GIVEN INSTRUCTION: Your task is to reproduce the material exactly.

[Records from a collection of figures]

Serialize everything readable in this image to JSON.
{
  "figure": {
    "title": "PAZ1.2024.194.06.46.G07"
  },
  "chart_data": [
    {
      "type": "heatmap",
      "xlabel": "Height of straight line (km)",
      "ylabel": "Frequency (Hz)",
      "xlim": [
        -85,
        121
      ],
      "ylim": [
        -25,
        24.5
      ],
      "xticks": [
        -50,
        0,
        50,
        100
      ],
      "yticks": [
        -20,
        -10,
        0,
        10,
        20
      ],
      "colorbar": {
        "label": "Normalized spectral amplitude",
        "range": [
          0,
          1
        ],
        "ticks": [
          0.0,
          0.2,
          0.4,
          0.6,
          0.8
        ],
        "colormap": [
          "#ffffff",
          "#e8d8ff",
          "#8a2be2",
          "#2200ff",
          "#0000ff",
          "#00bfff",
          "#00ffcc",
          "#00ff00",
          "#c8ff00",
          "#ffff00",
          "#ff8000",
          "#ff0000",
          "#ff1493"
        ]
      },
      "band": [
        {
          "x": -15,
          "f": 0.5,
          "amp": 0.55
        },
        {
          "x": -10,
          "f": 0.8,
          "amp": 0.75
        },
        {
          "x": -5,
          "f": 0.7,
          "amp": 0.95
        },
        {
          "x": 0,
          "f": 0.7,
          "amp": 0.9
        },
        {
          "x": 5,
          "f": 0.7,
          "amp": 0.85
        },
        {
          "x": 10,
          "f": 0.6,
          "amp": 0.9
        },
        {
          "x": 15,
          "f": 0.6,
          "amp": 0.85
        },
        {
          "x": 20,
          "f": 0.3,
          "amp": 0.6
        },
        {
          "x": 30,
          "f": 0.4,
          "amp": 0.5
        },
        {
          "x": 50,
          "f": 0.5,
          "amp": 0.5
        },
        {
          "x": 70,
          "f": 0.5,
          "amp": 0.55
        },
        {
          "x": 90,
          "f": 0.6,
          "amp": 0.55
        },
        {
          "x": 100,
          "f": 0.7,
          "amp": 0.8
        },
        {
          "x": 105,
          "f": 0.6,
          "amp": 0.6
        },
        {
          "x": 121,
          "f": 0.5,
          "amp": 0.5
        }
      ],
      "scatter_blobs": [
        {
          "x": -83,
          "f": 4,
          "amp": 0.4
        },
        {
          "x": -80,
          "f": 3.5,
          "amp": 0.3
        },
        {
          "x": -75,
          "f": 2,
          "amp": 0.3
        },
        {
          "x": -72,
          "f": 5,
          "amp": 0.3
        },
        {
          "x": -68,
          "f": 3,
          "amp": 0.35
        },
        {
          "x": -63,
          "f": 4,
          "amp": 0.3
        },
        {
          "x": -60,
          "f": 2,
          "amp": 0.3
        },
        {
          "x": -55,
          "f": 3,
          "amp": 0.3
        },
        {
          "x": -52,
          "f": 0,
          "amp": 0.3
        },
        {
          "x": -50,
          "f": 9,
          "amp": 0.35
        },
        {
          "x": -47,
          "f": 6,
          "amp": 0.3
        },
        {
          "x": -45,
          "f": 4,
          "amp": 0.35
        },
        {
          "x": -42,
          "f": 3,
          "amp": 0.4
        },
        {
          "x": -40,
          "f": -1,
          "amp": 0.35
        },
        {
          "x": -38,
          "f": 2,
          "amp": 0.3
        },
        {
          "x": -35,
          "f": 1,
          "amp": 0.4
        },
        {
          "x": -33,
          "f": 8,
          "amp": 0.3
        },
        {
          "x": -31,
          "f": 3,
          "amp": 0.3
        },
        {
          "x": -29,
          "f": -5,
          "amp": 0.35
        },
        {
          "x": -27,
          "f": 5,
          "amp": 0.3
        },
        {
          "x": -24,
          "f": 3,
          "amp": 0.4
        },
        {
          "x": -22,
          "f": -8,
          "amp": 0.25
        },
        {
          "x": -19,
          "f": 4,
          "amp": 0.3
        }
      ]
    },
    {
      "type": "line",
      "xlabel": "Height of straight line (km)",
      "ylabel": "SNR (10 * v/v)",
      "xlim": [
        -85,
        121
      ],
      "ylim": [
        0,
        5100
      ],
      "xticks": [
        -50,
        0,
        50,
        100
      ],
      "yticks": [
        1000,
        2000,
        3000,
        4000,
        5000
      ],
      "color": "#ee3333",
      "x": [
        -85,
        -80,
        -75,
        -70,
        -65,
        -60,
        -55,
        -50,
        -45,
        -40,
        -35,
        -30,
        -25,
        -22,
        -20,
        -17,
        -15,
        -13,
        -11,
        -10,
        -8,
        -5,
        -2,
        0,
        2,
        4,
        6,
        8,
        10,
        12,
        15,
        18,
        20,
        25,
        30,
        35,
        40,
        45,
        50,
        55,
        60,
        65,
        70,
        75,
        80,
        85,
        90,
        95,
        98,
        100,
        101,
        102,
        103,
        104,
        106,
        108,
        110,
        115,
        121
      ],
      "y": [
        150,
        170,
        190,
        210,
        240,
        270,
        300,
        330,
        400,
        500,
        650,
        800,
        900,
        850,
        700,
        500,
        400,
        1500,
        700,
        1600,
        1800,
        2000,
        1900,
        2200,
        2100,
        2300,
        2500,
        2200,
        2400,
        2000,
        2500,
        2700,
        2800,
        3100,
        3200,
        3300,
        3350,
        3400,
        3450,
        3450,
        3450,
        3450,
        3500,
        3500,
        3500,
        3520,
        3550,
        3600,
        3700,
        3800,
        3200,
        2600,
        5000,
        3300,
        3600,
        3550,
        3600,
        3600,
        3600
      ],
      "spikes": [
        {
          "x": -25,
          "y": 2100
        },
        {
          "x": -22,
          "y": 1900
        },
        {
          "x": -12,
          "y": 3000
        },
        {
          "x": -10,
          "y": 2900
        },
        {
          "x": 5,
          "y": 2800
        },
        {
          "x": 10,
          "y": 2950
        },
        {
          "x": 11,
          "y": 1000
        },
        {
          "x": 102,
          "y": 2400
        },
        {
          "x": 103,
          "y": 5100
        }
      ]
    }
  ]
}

COMPLETE ANSWER:
Serialize everything readable in this image to JSON.
{
  "figure": {
    "title": "PAZ1.2024.194.06.46.G07"
  },
  "chart_data": [
    {
      "type": "heatmap",
      "xlabel": "Height of straight line (km)",
      "ylabel": "Frequency (Hz)",
      "xlim": [
        -85,
        121
      ],
      "ylim": [
        -25,
        24.5
      ],
      "xticks": [
        -50,
        0,
        50,
        100
      ],
      "yticks": [
        -20,
        -10,
        0,
        10,
        20
      ],
      "colorbar": {
        "label": "Normalized spectral amplitude",
        "range": [
          0,
          1
        ],
        "ticks": [
          0.0,
          0.2,
          0.4,
          0.6,
          0.8
        ],
        "colormap": [
          "#ffffff",
          "#e8d8ff",
          "#8a2be2",
          "#2200ff",
          "#0000ff",
          "#00bfff",
          "#00ffcc",
          "#00ff00",
          "#c8ff00",
          "#ffff00",
          "#ff8000",
          "#ff0000",
          "#ff1493"
        ]
      },
      "band": [
        {
          "x": -15,
          "f": 0.5,
          "amp": 0.55
        },
        {
          "x": -10,
          "f": 0.8,
          "amp": 0.75
        },
        {
          "x": -5,
          "f": 0.7,
          "amp": 0.95
        },
        {
          "x": 0,
          "f": 0.7,
          "amp": 0.9
        },
        {
          "x": 5,
          "f": 0.7,
          "amp": 0.85
        },
        {
          "x": 10,
          "f": 0.6,
          "amp": 0.9
        },
        {
          "x": 15,
          "f": 0.6,
          "amp": 0.85
        },
        {
          "x": 20,
          "f": 0.3,
          "amp": 0.6
        },
        {
          "x": 30,
          "f": 0.4,
          "amp": 0.5
        },
        {
          "x": 50,
          "f": 0.5,
          "amp": 0.5
        },
        {
          "x": 70,
          "f": 0.5,
          "amp": 0.55
        },
        {
          "x": 90,
          "f": 0.6,
          "amp": 0.55
        },
        {
          "x": 100,
          "f": 0.7,
          "amp": 0.8
        },
        {
          "x": 105,
          "f": 0.6,
          "amp": 0.6
        },
        {
          "x": 121,
          "f": 0.5,
          "amp": 0.5
        }
      ],
      "scatter_blobs": [
        {
          "x": -83,
          "f": 4,
          "amp": 0.4
        },
        {
          "x": -80,
          "f": 3.5,
          "amp": 0.3
        },
        {
          "x": -75,
          "f": 2,
          "amp": 0.3
        },
        {
          "x": -72,
          "f": 5,
          "amp": 0.3
        },
        {
          "x": -68,
          "f": 3,
          "amp": 0.35
        },
        {
          "x": -63,
          "f": 4,
          "amp": 0.3
        },
        {
          "x": -60,
          "f": 2,
          "amp": 0.3
        },
        {
          "x": -55,
          "f": 3,
          "amp": 0.3
        },
        {
          "x": -52,
          "f": 0,
          "amp": 0.3
        },
        {
          "x": -50,
          "f": 9,
          "amp": 0.35
        },
        {
          "x": -47,
          "f": 6,
          "amp": 0.3
        },
        {
          "x": -45,
          "f": 4,
          "amp": 0.35
        },
        {
          "x": -42,
          "f": 3,
          "amp": 0.4
        },
        {
          "x": -40,
          "f": -1,
          "amp": 0.35
        },
        {
          "x": -38,
          "f": 2,
          "amp": 0.3
        },
        {
          "x": -35,
          "f": 1,
          "amp": 0.4
        },
        {
          "x": -33,
          "f": 8,
          "amp": 0.3
        },
        {
          "x": -31,
          "f": 3,
          "amp": 0.3
        },
        {
          "x": -29,
          "f": -5,
          "amp": 0.35
        },
        {
          "x": -27,
          "f": 5,
          "amp": 0.3
        },
        {
          "x": -24,
          "f": 3,
          "amp": 0.4
        },
        {
          "x": -22,
          "f": -8,
          "amp": 0.25
        },
        {
          "x": -19,
          "f": 4,
          "amp": 0.3
        }
      ]
    },
    {
      "type": "line",
      "xlabel": "Height of straight line (km)",
      "ylabel": "SNR (10 * v/v)",
      "xlim": [
        -85,
        121
      ],
      "ylim": [
        0,
        5100
      ],
      "xticks": [
        -50,
        0,
        50,
        100
      ],
      "yticks": [
        1000,
        2000,
        3000,
        4000,
        5000
      ],
      "color": "#ee3333",
      "x": [
        -85,
        -80,
        -75,
        -70,
        -65,
        -60,
        -55,
        -50,
        -45,
        -40,
        -35,
        -30,
        -25,
        -22,
        -20,
        -17,
        -15,
        -13,
        -11,
        -10,
        -8,
        -5,
        -2,
        0,
        2,
        4,
        6,
        8,
        10,
        12,
        15,
        18,
        20,
        25,
        30,
        35,
        40,
        45,
        50,
        55,
        60,
        65,
        70,
        75,
        80,
        85,
        90,
        95,
        98,
        100,
        101,
        102,
        103,
        104,
        106,
        108,
        110,
        115,
        121
      ],
      "y": [
        150,
        170,
        190,
        210,
        240,
        270,
        300,
        330,
        400,
        500,
        650,
        800,
        900,
        850,
        700,
        500,
        400,
        1500,
        700,
        1600,
        1800,
        2000,
        1900,
        2200,
        2100,
        2300,
        2500,
        2200,
        2400,
        2000,
        2500,
        2700,
        2800,
        3100,
        3200,
        3300,
        3350,
        3400,
        3450,
        3450,
        3450,
        3450,
        3500,
        3500,
        3500,
        3520,
        3550,
        3600,
        3700,
        3800,
        3200,
        2600,
        5000,
        3300,
        3600,
        3550,
        3600,
        3600,
        3600
      ],
      "spikes": [
        {
          "x": -25,
          "y": 2100
        },
        {
          "x": -22,
          "y": 1900
        },
        {
          "x": -12,
          "y": 3000
        },
        {
          "x": -10,
          "y": 2900
        },
        {
          "x": 5,
          "y": 2800
        },
        {
          "x": 10,
          "y": 2950
        },
        {
          "x": 11,
          "y": 1000
        },
        {
          "x": 102,
          "y": 2400
        },
        {
          "x": 103,
          "y": 5100
        }
      ]
    }
  ]
}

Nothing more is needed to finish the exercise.